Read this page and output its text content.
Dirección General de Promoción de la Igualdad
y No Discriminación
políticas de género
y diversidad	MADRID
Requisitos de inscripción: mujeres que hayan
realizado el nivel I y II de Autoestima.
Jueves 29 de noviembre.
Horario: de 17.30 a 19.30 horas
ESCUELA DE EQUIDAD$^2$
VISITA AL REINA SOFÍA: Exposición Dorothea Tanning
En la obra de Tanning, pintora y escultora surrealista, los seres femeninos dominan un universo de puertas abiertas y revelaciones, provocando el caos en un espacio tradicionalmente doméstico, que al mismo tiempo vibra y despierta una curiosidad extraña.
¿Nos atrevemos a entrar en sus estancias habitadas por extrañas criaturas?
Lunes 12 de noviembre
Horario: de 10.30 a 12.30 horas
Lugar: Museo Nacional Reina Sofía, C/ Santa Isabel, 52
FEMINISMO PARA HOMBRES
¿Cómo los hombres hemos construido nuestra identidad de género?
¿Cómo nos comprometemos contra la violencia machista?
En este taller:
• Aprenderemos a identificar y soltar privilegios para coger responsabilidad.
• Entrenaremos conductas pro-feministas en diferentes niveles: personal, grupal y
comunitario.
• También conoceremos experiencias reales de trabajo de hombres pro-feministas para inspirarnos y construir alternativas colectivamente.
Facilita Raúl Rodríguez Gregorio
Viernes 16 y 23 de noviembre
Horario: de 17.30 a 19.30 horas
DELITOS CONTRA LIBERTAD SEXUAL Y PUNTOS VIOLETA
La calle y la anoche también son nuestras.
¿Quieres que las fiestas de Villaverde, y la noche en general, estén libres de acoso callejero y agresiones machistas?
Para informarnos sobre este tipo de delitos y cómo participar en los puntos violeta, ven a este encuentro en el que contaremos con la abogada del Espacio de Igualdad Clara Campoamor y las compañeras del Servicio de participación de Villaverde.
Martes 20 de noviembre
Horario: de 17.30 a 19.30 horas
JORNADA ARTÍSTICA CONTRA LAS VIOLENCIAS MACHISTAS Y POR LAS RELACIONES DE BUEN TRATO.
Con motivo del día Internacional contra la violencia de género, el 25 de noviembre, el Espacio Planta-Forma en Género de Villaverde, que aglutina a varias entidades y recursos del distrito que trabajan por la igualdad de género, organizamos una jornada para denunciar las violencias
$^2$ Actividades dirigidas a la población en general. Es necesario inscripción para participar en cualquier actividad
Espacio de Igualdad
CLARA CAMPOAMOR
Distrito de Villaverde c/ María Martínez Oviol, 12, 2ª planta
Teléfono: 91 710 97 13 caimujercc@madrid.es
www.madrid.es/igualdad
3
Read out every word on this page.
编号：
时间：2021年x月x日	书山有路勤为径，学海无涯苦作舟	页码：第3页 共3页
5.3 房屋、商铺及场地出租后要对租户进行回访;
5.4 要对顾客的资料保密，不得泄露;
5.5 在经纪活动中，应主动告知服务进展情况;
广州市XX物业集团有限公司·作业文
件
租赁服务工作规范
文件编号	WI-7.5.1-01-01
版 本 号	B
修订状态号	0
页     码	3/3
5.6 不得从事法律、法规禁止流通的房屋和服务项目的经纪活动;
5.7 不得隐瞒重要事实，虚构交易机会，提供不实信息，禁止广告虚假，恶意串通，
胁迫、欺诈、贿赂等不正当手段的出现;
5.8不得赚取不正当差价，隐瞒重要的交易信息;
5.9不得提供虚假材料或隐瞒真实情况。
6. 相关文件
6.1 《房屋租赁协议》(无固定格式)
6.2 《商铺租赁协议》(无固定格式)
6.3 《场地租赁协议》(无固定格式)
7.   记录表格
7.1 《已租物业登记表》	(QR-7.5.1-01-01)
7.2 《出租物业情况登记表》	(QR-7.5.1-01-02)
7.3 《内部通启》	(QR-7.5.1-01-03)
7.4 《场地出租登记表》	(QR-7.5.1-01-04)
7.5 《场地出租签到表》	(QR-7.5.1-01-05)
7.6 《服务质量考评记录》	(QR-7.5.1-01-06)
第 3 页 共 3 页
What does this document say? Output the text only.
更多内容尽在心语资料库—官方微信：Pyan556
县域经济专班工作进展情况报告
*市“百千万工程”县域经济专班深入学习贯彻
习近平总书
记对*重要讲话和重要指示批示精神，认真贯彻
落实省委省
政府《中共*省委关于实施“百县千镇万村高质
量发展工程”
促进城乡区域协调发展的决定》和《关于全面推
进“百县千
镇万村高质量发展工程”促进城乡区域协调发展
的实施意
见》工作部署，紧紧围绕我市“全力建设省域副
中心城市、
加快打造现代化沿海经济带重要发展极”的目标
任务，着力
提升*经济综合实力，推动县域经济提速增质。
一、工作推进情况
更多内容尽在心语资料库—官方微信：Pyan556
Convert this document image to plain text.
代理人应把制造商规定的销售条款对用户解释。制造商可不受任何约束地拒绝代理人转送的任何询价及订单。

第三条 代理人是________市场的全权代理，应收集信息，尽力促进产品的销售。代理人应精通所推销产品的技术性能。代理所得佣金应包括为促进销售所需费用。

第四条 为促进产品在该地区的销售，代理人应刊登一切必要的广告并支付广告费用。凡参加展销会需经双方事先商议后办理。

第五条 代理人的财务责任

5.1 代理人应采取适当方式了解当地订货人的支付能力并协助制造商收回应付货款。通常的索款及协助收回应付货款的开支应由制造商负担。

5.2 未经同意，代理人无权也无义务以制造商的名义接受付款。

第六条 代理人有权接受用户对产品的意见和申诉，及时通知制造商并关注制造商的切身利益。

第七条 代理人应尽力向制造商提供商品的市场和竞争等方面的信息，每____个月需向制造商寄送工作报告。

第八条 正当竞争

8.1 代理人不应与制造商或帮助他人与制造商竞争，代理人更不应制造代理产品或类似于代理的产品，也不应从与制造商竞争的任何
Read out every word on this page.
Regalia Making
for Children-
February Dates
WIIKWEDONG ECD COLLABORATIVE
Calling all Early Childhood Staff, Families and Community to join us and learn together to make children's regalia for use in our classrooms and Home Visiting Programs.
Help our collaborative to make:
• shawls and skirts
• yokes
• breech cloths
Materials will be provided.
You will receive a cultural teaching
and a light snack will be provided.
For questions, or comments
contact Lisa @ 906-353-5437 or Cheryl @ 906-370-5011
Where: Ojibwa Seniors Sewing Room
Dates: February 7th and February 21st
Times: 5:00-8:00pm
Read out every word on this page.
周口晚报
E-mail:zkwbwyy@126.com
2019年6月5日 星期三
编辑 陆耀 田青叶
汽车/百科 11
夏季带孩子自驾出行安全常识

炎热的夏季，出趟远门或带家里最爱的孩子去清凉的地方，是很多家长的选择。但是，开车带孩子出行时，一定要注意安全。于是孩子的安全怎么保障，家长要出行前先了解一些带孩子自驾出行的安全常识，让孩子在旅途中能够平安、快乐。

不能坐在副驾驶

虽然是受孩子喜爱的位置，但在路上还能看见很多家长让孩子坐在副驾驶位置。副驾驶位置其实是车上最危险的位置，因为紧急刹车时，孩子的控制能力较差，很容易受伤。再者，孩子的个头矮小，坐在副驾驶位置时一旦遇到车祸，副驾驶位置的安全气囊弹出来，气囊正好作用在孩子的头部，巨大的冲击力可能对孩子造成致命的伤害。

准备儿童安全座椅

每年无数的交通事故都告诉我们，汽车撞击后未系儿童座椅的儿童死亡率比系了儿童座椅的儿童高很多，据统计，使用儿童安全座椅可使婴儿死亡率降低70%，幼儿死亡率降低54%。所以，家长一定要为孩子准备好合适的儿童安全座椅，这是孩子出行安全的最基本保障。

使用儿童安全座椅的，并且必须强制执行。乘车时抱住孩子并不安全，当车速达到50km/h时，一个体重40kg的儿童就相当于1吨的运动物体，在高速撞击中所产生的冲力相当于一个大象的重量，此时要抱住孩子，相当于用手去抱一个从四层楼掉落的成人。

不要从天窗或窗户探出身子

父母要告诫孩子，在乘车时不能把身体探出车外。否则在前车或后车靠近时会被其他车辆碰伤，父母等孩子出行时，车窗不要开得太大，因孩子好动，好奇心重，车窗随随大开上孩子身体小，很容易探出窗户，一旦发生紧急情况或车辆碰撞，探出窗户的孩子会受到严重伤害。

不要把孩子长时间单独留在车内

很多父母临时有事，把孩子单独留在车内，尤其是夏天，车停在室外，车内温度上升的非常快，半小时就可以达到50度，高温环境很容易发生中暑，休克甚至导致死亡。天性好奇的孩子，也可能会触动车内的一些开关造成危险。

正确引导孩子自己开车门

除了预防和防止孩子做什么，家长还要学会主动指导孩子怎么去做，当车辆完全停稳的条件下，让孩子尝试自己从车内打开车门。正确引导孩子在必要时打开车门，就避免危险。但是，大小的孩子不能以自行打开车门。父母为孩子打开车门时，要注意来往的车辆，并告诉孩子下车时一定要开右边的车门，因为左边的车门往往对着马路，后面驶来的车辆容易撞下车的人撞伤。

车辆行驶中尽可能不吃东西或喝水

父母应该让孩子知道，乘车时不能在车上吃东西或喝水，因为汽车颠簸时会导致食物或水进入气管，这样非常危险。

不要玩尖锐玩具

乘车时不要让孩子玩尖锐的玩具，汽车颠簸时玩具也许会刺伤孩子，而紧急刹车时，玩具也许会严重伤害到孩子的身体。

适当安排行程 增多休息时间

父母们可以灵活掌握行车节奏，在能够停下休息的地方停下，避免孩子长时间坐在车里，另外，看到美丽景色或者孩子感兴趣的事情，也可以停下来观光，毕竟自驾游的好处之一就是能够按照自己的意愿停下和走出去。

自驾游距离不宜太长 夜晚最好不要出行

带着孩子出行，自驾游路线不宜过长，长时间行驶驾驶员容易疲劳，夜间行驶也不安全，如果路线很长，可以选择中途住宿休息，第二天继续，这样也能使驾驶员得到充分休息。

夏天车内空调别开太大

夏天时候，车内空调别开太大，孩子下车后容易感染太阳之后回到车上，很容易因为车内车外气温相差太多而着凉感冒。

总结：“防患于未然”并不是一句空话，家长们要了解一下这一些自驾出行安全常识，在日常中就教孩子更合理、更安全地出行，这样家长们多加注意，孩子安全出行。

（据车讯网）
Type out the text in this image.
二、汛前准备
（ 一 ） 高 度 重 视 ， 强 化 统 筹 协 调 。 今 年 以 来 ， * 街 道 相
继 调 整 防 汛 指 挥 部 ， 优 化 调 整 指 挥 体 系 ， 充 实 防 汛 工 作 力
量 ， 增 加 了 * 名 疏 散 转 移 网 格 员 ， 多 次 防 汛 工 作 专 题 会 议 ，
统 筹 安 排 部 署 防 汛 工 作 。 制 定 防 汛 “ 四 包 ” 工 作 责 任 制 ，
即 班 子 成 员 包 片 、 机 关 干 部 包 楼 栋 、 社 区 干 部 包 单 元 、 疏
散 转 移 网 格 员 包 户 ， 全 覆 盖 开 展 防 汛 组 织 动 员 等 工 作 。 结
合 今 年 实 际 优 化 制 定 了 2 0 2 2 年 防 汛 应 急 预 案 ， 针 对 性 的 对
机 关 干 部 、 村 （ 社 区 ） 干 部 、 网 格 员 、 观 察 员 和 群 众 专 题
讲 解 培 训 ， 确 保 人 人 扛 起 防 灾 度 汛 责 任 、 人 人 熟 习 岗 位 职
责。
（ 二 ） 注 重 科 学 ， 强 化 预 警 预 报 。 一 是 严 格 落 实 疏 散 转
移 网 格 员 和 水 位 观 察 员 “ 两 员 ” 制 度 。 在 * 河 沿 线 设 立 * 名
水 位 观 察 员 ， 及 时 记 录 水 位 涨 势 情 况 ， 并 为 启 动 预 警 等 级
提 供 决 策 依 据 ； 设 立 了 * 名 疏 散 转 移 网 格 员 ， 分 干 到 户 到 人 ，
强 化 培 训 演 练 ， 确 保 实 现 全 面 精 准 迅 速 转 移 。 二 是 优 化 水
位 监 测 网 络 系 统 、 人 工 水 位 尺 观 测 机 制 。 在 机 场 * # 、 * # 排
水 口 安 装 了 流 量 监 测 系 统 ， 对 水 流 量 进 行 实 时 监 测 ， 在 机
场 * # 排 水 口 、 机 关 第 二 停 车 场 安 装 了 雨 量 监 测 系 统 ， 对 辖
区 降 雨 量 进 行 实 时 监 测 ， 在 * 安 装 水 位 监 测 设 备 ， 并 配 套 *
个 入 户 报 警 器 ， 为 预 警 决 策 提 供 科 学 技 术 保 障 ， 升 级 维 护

-=-=-

### [Exercise]
List all lines where "Tanning" occurs.

### [Right answer]
VISITA AL REINA SOFÍA: Exposición Dorothea Tanning
En la obra de Tanning, pintora y escultora surrealista, los seres femeninos dominan un universo de puertas abiertas y revelaciones, provocando el caos en un espacio tradicionalmente doméstico, que al mismo tiempo vibra y despierta una curiosidad extraña.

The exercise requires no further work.